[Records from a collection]
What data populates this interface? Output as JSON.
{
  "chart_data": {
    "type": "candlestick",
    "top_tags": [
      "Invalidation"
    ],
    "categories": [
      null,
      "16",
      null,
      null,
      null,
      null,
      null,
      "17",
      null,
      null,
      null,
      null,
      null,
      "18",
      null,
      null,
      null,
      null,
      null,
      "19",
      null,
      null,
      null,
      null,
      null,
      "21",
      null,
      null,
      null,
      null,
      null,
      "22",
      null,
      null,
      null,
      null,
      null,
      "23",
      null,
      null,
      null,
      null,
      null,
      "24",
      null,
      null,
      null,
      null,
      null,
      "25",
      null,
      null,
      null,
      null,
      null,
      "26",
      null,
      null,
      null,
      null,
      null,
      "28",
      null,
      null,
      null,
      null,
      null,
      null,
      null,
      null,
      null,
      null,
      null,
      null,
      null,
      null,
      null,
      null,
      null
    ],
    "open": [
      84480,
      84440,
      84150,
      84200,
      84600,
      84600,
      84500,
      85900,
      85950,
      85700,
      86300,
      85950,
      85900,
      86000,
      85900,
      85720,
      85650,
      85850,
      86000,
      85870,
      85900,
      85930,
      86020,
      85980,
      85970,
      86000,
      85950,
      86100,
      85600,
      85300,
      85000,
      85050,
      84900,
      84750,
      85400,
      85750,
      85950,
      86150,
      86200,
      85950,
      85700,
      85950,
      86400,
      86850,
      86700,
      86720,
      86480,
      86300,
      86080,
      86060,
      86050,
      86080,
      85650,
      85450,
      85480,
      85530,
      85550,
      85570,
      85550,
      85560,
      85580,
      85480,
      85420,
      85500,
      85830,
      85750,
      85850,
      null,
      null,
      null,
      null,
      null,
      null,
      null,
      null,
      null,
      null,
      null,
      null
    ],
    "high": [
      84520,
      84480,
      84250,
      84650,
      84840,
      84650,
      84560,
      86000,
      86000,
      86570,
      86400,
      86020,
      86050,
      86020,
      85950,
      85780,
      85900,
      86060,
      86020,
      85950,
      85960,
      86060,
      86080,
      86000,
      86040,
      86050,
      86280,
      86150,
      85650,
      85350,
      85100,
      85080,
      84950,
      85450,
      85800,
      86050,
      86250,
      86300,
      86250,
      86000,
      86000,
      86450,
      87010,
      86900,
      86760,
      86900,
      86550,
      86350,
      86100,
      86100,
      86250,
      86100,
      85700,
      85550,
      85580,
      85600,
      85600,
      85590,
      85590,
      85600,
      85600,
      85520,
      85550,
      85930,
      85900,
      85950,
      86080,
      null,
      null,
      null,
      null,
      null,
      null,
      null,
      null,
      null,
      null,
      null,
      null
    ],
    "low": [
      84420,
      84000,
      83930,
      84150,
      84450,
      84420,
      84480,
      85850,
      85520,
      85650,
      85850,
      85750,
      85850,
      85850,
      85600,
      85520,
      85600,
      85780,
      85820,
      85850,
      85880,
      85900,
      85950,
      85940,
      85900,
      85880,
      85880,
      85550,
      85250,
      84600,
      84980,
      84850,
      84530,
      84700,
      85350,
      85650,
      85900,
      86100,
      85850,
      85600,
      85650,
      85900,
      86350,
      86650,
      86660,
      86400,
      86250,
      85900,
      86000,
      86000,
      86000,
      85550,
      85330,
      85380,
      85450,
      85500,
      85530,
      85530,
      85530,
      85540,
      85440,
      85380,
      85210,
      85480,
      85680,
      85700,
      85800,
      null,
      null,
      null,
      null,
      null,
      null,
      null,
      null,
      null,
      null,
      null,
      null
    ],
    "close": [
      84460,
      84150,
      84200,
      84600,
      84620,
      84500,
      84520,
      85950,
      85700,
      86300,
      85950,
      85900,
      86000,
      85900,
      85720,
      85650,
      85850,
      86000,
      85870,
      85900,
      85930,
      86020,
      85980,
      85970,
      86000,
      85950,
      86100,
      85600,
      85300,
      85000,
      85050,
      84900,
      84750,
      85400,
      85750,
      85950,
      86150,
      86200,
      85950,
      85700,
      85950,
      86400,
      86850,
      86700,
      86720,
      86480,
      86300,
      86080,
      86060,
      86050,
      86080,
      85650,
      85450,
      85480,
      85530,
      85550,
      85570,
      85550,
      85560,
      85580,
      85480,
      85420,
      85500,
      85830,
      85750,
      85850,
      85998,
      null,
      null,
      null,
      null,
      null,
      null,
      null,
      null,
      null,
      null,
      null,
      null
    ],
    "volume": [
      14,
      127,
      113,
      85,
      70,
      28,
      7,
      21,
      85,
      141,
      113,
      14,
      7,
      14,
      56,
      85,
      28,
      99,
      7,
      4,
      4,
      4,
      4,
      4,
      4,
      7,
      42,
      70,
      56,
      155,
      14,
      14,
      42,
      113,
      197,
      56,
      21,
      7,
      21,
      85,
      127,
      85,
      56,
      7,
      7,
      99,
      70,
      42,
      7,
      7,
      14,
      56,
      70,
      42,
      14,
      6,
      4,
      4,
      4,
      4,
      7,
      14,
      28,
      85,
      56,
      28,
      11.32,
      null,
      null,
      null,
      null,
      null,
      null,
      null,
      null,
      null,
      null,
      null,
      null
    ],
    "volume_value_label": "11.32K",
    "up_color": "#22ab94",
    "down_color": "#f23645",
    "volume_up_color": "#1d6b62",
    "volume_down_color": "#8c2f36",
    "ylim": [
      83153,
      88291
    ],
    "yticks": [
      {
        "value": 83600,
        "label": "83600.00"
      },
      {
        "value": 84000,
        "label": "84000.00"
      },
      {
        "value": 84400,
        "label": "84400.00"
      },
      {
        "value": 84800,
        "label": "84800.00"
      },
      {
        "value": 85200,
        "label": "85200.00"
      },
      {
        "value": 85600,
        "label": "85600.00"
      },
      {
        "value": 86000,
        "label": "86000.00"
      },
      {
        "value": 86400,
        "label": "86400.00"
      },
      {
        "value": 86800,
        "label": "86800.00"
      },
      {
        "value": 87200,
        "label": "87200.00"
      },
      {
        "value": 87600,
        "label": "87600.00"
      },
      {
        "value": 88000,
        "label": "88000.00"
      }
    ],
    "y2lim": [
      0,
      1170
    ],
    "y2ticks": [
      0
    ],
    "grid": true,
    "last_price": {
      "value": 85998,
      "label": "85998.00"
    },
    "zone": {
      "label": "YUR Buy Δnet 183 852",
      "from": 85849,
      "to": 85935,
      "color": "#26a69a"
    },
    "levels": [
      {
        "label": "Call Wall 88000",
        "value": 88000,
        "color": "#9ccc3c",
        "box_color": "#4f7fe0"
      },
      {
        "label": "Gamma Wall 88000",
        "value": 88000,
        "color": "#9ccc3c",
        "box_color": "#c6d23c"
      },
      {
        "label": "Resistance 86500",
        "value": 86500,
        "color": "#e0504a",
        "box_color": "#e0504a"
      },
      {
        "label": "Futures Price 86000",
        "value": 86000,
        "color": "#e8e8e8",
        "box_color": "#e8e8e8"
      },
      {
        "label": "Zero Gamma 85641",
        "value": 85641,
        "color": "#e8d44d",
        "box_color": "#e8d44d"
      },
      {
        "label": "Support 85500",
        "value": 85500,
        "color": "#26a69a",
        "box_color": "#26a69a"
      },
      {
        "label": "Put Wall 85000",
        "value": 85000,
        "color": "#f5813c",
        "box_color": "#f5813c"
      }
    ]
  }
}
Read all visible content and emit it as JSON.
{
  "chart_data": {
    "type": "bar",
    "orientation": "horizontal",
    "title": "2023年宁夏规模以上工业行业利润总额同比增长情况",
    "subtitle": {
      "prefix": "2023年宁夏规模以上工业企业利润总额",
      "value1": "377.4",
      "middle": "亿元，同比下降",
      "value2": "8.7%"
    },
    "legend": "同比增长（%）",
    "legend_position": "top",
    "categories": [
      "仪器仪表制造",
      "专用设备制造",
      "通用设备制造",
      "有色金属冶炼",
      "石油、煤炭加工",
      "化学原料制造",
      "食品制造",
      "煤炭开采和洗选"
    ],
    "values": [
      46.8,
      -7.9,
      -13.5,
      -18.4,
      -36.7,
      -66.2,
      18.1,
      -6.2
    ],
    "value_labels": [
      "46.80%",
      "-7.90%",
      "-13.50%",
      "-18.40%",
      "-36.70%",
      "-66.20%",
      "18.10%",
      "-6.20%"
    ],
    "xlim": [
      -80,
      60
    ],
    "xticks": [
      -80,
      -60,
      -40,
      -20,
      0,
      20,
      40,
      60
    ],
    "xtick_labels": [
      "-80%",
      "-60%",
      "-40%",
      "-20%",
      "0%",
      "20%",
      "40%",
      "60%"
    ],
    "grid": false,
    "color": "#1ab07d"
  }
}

■ Problem requirements ■
Your task is to extract the lines running from the one with "Read all visible content and emit it as JSON." to the end of the material, inclusive, copying each exactly and adding nothing.

■ Result below ■
Read all visible content and emit it as JSON.
{
  "chart_data": {
    "type": "bar",
    "orientation": "horizontal",
    "title": "2023年宁夏规模以上工业行业利润总额同比增长情况",
    "subtitle": {
      "prefix": "2023年宁夏规模以上工业企业利润总额",
      "value1": "377.4",
      "middle": "亿元，同比下降",
      "value2": "8.7%"
    },
    "legend": "同比增长（%）",
    "legend_position": "top",
    "categories": [
      "仪器仪表制造",
      "专用设备制造",
      "通用设备制造",
      "有色金属冶炼",
      "石油、煤炭加工",
      "化学原料制造",
      "食品制造",
      "煤炭开采和洗选"
    ],
    "values": [
      46.8,
      -7.9,
      -13.5,
      -18.4,
      -36.7,
      -66.2,
      18.1,
      -6.2
    ],
    "value_labels": [
      "46.80%",
      "-7.90%",
      "-13.50%",
      "-18.40%",
      "-36.70%",
      "-66.20%",
      "18.10%",
      "-6.20%"
    ],
    "xlim": [
      -80,
      60
    ],
    "xticks": [
      -80,
      -60,
      -40,
      -20,
      0,
      20,
      40,
      60
    ],
    "xtick_labels": [
      "-80%",
      "-60%",
      "-40%",
      "-20%",
      "0%",
      "20%",
      "40%",
      "60%"
    ],
    "grid": false,
    "color": "#1ab07d"
  }
}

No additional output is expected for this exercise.